DATA TO PROCESS —
○ ○ ○
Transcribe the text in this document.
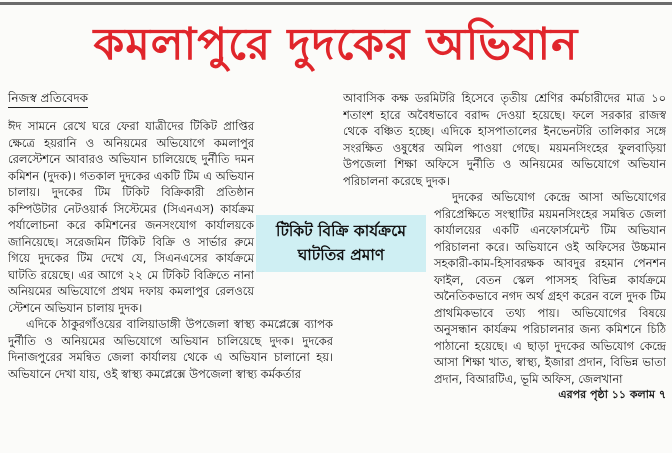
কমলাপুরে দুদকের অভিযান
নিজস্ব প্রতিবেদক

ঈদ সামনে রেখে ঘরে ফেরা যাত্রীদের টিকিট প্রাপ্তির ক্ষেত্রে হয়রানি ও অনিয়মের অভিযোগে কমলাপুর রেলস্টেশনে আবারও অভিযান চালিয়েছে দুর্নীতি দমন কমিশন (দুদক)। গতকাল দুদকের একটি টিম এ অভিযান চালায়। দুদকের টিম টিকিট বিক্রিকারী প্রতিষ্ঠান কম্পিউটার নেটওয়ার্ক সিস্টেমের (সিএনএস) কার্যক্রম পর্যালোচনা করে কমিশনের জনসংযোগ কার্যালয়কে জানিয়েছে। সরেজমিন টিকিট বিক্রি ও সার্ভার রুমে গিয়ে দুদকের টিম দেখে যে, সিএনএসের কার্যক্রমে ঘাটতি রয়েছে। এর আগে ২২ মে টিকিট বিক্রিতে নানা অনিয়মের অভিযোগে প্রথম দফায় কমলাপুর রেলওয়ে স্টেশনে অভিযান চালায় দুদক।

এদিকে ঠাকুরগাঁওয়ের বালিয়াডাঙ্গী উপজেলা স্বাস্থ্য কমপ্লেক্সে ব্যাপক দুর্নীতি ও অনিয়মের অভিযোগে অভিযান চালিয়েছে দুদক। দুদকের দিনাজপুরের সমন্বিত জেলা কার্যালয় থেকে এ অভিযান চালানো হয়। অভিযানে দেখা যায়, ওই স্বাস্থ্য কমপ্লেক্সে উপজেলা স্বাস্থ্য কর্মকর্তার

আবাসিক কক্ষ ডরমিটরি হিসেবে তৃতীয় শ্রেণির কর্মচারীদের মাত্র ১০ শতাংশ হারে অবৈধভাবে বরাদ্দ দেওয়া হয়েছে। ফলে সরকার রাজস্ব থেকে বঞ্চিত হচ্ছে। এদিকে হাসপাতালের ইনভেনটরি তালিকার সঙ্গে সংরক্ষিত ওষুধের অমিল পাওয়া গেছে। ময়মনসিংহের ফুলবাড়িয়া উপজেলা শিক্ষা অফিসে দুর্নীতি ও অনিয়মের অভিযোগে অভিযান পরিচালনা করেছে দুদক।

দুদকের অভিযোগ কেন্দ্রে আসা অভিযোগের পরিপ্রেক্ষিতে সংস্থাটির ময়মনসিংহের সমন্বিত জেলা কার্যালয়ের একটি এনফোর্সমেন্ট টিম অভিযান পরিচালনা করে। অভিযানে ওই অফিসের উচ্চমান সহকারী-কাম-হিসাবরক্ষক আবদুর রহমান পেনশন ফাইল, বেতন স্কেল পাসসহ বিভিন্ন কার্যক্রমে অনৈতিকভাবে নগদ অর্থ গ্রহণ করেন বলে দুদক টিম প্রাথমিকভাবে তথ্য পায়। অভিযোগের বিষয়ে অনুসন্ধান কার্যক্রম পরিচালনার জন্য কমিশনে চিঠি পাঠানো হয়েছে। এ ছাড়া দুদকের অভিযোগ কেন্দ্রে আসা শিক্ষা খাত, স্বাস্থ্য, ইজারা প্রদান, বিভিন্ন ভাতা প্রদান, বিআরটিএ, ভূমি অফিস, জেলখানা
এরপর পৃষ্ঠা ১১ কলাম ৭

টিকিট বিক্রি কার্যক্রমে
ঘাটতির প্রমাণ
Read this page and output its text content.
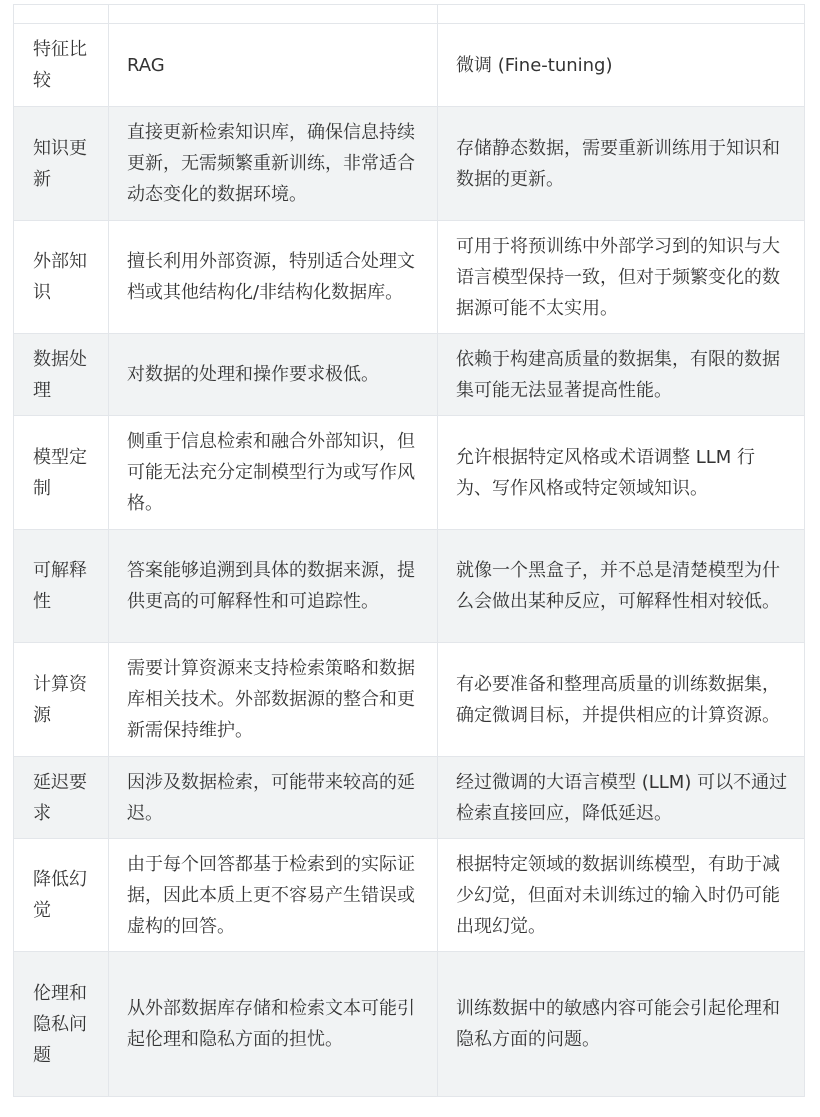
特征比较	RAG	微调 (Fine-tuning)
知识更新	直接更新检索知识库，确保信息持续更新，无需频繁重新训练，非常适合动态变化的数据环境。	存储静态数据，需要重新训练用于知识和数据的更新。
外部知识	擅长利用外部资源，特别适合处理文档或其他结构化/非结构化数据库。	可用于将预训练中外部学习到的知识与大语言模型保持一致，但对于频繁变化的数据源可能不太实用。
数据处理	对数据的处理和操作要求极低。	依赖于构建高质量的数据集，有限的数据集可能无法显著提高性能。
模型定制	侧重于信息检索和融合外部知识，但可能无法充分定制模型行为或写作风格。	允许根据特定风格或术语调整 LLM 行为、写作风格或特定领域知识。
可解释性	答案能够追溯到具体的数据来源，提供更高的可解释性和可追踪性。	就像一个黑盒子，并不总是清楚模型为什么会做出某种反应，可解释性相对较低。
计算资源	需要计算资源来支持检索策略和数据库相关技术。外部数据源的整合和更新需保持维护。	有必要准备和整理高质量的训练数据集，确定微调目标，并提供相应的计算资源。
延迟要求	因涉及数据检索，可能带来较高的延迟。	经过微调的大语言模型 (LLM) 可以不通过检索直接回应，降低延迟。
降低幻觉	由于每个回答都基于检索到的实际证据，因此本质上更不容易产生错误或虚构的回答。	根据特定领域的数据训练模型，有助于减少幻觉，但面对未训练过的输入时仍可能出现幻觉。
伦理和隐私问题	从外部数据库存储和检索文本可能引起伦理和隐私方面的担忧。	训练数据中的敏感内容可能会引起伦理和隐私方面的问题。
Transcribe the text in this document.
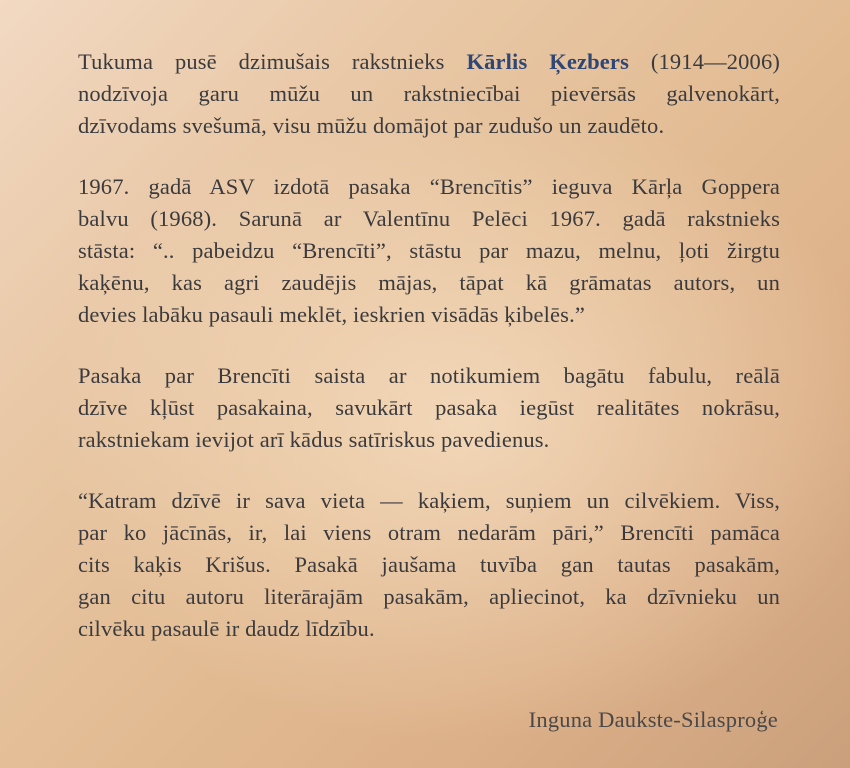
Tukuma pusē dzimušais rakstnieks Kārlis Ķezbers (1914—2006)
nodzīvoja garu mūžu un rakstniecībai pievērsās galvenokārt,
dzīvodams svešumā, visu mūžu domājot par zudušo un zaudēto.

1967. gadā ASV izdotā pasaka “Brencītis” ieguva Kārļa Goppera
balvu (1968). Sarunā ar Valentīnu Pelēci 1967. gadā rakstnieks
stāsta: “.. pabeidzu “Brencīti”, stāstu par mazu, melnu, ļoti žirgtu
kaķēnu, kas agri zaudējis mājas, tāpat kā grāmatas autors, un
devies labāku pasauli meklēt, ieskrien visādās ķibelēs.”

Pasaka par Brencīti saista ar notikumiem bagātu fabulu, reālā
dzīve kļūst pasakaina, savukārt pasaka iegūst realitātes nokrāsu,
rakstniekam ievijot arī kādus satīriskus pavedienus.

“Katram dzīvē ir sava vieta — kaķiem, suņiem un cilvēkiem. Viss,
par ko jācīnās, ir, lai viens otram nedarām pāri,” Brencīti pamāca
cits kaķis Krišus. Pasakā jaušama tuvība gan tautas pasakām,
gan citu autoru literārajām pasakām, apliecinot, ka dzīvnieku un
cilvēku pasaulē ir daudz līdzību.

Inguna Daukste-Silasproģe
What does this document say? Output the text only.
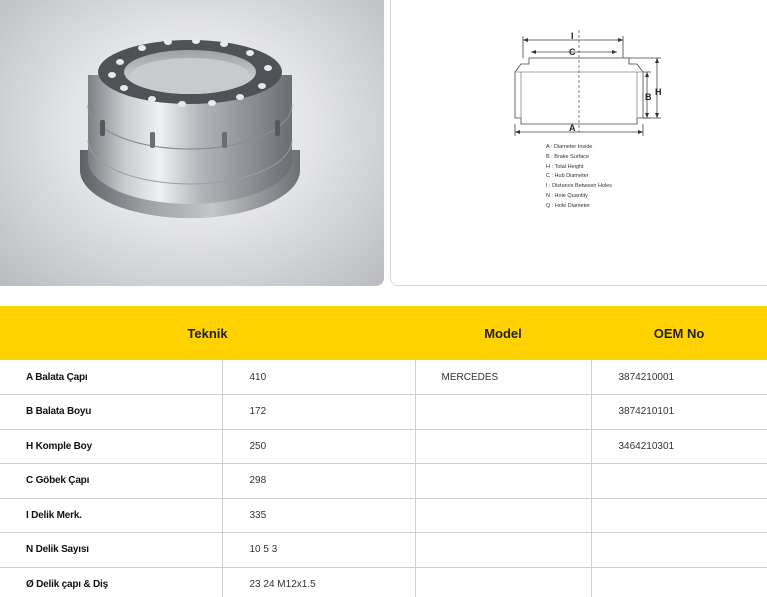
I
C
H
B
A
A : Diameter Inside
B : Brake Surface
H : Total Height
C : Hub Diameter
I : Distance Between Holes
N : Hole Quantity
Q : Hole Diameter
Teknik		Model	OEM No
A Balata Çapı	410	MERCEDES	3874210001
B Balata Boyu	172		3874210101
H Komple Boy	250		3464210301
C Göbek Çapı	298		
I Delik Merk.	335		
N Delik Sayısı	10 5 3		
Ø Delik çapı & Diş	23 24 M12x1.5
○ ○ ○
DIRECTIONS —
Each entry shown above must be quoted exactly, with its pictures left out.

CORRECT RESPONSE —
Transcribe the text in this document.
কমলাপুরে দুদকের অভিযান
নিজস্ব প্রতিবেদক

ঈদ সামনে রেখে ঘরে ফেরা যাত্রীদের টিকিট প্রাপ্তির ক্ষেত্রে হয়রানি ও অনিয়মের অভিযোগে কমলাপুর রেলস্টেশনে আবারও অভিযান চালিয়েছে দুর্নীতি দমন কমিশন (দুদক)। গতকাল দুদকের একটি টিম এ অভিযান চালায়। দুদকের টিম টিকিট বিক্রিকারী প্রতিষ্ঠান কম্পিউটার নেটওয়ার্ক সিস্টেমের (সিএনএস) কার্যক্রম পর্যালোচনা করে কমিশনের জনসংযোগ কার্যালয়কে জানিয়েছে। সরেজমিন টিকিট বিক্রি ও সার্ভার রুমে গিয়ে দুদকের টিম দেখে যে, সিএনএসের কার্যক্রমে ঘাটতি রয়েছে। এর আগে ২২ মে টিকিট বিক্রিতে নানা অনিয়মের অভিযোগে প্রথম দফায় কমলাপুর রেলওয়ে স্টেশনে অভিযান চালায় দুদক।

এদিকে ঠাকুরগাঁওয়ের বালিয়াডাঙ্গী উপজেলা স্বাস্থ্য কমপ্লেক্সে ব্যাপক দুর্নীতি ও অনিয়মের অভিযোগে অভিযান চালিয়েছে দুদক। দুদকের দিনাজপুরের সমন্বিত জেলা কার্যালয় থেকে এ অভিযান চালানো হয়। অভিযানে দেখা যায়, ওই স্বাস্থ্য কমপ্লেক্সে উপজেলা স্বাস্থ্য কর্মকর্তার

আবাসিক কক্ষ ডরমিটরি হিসেবে তৃতীয় শ্রেণির কর্মচারীদের মাত্র ১০ শতাংশ হারে অবৈধভাবে বরাদ্দ দেওয়া হয়েছে। ফলে সরকার রাজস্ব থেকে বঞ্চিত হচ্ছে। এদিকে হাসপাতালের ইনভেনটরি তালিকার সঙ্গে সংরক্ষিত ওষুধের অমিল পাওয়া গেছে। ময়মনসিংহের ফুলবাড়িয়া উপজেলা শিক্ষা অফিসে দুর্নীতি ও অনিয়মের অভিযোগে অভিযান পরিচালনা করেছে দুদক।

দুদকের অভিযোগ কেন্দ্রে আসা অভিযোগের পরিপ্রেক্ষিতে সংস্থাটির ময়মনসিংহের সমন্বিত জেলা কার্যালয়ের একটি এনফোর্সমেন্ট টিম অভিযান পরিচালনা করে। অভিযানে ওই অফিসের উচ্চমান সহকারী-কাম-হিসাবরক্ষক আবদুর রহমান পেনশন ফাইল, বেতন স্কেল পাসসহ বিভিন্ন কার্যক্রমে অনৈতিকভাবে নগদ অর্থ গ্রহণ করেন বলে দুদক টিম প্রাথমিকভাবে তথ্য পায়। অভিযোগের বিষয়ে অনুসন্ধান কার্যক্রম পরিচালনার জন্য কমিশনে চিঠি পাঠানো হয়েছে। এ ছাড়া দুদকের অভিযোগ কেন্দ্রে আসা শিক্ষা খাত, স্বাস্থ্য, ইজারা প্রদান, বিভিন্ন ভাতা প্রদান, বিআরটিএ, ভূমি অফিস, জেলখানা
এরপর পৃষ্ঠা ১১ কলাম ৭

টিকিট বিক্রি কার্যক্রমে
ঘাটতির প্রমাণ
Read this page and output its text content.
特征比较	RAG	微调 (Fine-tuning)
知识更新	直接更新检索知识库，确保信息持续更新，无需频繁重新训练，非常适合动态变化的数据环境。	存储静态数据，需要重新训练用于知识和数据的更新。
外部知识	擅长利用外部资源，特别适合处理文档或其他结构化/非结构化数据库。	可用于将预训练中外部学习到的知识与大语言模型保持一致，但对于频繁变化的数据源可能不太实用。
数据处理	对数据的处理和操作要求极低。	依赖于构建高质量的数据集，有限的数据集可能无法显著提高性能。
模型定制	侧重于信息检索和融合外部知识，但可能无法充分定制模型行为或写作风格。	允许根据特定风格或术语调整 LLM 行为、写作风格或特定领域知识。
可解释性	答案能够追溯到具体的数据来源，提供更高的可解释性和可追踪性。	就像一个黑盒子，并不总是清楚模型为什么会做出某种反应，可解释性相对较低。
计算资源	需要计算资源来支持检索策略和数据库相关技术。外部数据源的整合和更新需保持维护。	有必要准备和整理高质量的训练数据集，确定微调目标，并提供相应的计算资源。
延迟要求	因涉及数据检索，可能带来较高的延迟。	经过微调的大语言模型 (LLM) 可以不通过检索直接回应，降低延迟。
降低幻觉	由于每个回答都基于检索到的实际证据，因此本质上更不容易产生错误或虚构的回答。	根据特定领域的数据训练模型，有助于减少幻觉，但面对未训练过的输入时仍可能出现幻觉。
伦理和隐私问题	从外部数据库存储和检索文本可能引起伦理和隐私方面的担忧。	训练数据中的敏感内容可能会引起伦理和隐私方面的问题。
Transcribe the text in this document.
Tukuma pusē dzimušais rakstnieks Kārlis Ķezbers (1914—2006)
nodzīvoja garu mūžu un rakstniecībai pievērsās galvenokārt,
dzīvodams svešumā, visu mūžu domājot par zudušo un zaudēto.

1967. gadā ASV izdotā pasaka “Brencītis” ieguva Kārļa Goppera
balvu (1968). Sarunā ar Valentīnu Pelēci 1967. gadā rakstnieks
stāsta: “.. pabeidzu “Brencīti”, stāstu par mazu, melnu, ļoti žirgtu
kaķēnu, kas agri zaudējis mājas, tāpat kā grāmatas autors, un
devies labāku pasauli meklēt, ieskrien visādās ķibelēs.”

Pasaka par Brencīti saista ar notikumiem bagātu fabulu, reālā
dzīve kļūst pasakaina, savukārt pasaka iegūst realitātes nokrāsu,
rakstniekam ievijot arī kādus satīriskus pavedienus.

“Katram dzīvē ir sava vieta — kaķiem, suņiem un cilvēkiem. Viss,
par ko jācīnās, ir, lai viens otram nedarām pāri,” Brencīti pamāca
cits kaķis Krišus. Pasakā jaušama tuvība gan tautas pasakām,
gan citu autoru literārajām pasakām, apliecinot, ka dzīvnieku un
cilvēku pasaulē ir daudz līdzību.

Inguna Daukste-Silasproģe
What does this document say? Output the text only.
I
C
H
B
A
A : Diameter Inside
B : Brake Surface
H : Total Height
C : Hub Diameter
I : Distance Between Holes
N : Hole Quantity
Q : Hole Diameter
Teknik		Model	OEM No
A Balata Çapı	410	MERCEDES	3874210001
B Balata Boyu	172		3874210101
H Komple Boy	250		3464210301
C Göbek Çapı	298		
I Delik Merk.	335		
N Delik Sayısı	10 5 3		
Ø Delik çapı & Diş	23 24 M12x1.5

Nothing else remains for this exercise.